▸ SHORT PROBLEM: Listed below are entries; give the number of lines among them that include "这一课的教学要点是让学生弄清蝙蝠的嘴和耳朵的作用", and only that number.

Extracted records
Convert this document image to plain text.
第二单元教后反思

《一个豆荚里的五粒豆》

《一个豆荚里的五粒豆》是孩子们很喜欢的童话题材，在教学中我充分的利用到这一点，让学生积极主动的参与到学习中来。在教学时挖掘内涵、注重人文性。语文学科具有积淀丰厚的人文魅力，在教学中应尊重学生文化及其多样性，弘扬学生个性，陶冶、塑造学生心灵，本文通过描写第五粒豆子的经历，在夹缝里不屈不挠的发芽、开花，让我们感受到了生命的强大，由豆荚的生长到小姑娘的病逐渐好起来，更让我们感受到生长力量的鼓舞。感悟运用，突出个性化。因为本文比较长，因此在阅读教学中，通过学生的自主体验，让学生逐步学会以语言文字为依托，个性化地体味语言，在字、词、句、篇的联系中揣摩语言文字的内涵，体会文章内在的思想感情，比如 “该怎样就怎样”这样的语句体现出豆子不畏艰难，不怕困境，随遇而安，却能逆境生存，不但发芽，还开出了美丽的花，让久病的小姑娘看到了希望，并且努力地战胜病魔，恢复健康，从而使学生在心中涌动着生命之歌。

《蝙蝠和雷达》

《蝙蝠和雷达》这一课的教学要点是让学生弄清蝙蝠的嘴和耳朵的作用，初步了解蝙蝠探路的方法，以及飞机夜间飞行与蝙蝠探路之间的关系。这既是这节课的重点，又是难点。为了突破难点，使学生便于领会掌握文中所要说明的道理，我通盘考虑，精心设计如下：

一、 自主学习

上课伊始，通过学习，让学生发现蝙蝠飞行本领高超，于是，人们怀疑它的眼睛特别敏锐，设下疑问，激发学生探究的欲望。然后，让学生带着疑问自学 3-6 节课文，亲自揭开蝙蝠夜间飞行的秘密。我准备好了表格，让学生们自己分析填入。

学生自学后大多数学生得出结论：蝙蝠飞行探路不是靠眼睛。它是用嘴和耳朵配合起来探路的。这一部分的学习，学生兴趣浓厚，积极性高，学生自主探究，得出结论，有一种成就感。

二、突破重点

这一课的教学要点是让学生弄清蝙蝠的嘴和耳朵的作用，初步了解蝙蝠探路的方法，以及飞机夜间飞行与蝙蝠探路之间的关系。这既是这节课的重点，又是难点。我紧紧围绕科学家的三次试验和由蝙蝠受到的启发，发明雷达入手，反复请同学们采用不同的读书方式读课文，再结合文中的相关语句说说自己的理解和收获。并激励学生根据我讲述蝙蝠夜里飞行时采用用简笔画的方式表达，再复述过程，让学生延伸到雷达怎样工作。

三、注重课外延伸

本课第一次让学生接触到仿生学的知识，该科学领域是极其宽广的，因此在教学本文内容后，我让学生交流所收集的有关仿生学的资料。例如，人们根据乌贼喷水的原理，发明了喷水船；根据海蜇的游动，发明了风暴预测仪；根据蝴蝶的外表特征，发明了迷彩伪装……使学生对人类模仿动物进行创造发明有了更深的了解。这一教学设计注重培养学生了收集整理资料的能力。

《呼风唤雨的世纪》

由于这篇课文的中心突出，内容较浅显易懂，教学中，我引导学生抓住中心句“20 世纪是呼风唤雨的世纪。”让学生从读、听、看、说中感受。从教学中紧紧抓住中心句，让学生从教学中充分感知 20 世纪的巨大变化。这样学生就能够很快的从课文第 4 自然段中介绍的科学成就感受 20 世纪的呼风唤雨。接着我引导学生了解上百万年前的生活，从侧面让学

--

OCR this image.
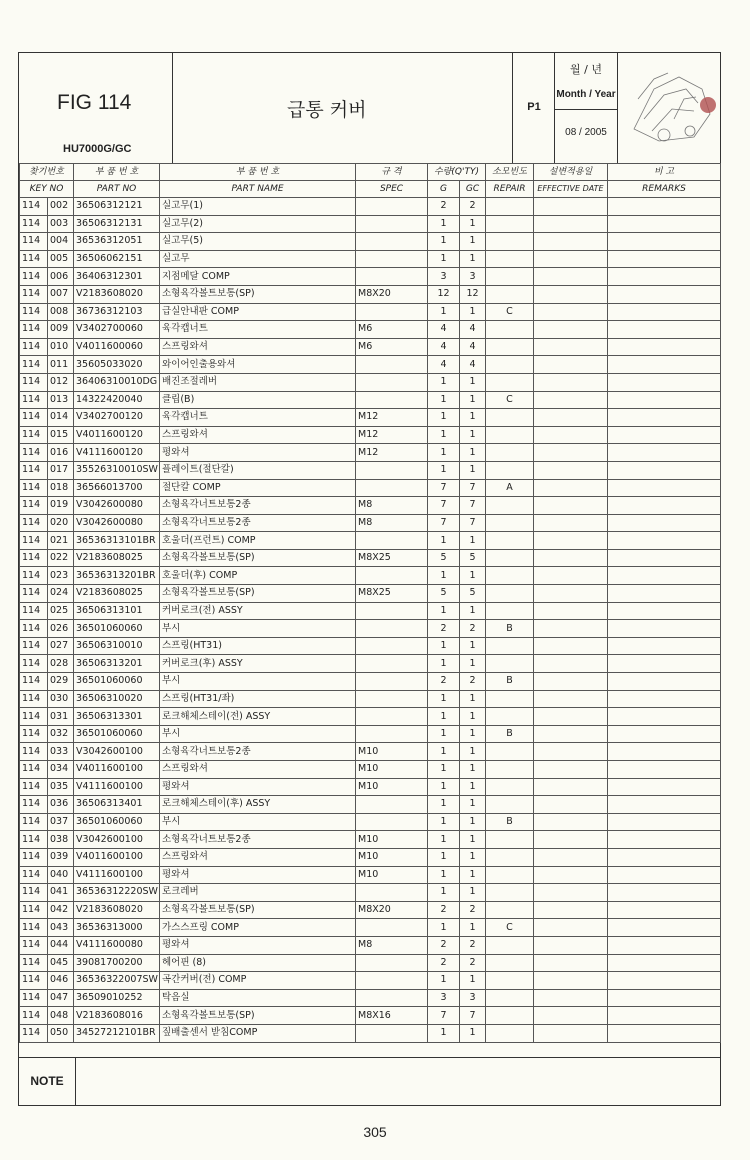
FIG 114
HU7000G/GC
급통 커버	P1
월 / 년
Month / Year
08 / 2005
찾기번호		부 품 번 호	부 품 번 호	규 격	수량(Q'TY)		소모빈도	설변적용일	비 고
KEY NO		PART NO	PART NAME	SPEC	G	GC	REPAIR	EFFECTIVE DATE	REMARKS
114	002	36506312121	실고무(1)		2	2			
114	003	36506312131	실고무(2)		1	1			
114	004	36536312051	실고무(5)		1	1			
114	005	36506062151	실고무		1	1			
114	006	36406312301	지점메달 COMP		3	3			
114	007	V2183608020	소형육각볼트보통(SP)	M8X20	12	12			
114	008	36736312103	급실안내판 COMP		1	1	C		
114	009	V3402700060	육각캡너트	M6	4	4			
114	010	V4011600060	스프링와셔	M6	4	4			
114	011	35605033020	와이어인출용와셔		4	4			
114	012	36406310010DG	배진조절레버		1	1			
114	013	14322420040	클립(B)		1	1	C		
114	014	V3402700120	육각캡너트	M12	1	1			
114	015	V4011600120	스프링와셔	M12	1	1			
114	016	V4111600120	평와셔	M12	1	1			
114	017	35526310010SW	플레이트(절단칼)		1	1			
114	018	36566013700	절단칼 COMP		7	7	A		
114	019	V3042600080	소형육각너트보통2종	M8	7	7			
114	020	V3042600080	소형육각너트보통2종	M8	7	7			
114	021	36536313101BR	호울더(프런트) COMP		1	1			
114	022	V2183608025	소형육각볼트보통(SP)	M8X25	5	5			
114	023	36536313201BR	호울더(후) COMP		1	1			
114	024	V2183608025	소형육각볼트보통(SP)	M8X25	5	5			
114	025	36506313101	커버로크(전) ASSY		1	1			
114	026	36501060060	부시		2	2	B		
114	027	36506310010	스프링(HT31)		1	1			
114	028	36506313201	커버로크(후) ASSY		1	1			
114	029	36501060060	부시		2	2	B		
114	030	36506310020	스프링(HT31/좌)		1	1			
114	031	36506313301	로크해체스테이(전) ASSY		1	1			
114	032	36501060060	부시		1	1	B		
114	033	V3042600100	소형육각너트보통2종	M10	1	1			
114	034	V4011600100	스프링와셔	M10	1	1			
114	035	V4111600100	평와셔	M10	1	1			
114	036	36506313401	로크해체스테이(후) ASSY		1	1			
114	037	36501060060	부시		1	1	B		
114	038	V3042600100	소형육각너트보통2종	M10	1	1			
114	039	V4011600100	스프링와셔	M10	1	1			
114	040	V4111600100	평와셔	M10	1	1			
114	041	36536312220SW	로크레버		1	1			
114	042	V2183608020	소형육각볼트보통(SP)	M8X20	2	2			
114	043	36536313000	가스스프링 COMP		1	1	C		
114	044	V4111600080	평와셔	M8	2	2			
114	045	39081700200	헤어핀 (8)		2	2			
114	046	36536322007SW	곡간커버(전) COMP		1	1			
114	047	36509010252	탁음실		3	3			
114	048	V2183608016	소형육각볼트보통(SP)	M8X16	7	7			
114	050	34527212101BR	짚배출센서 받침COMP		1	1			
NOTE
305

▸ RESULT OF THIS EXERCISE: 2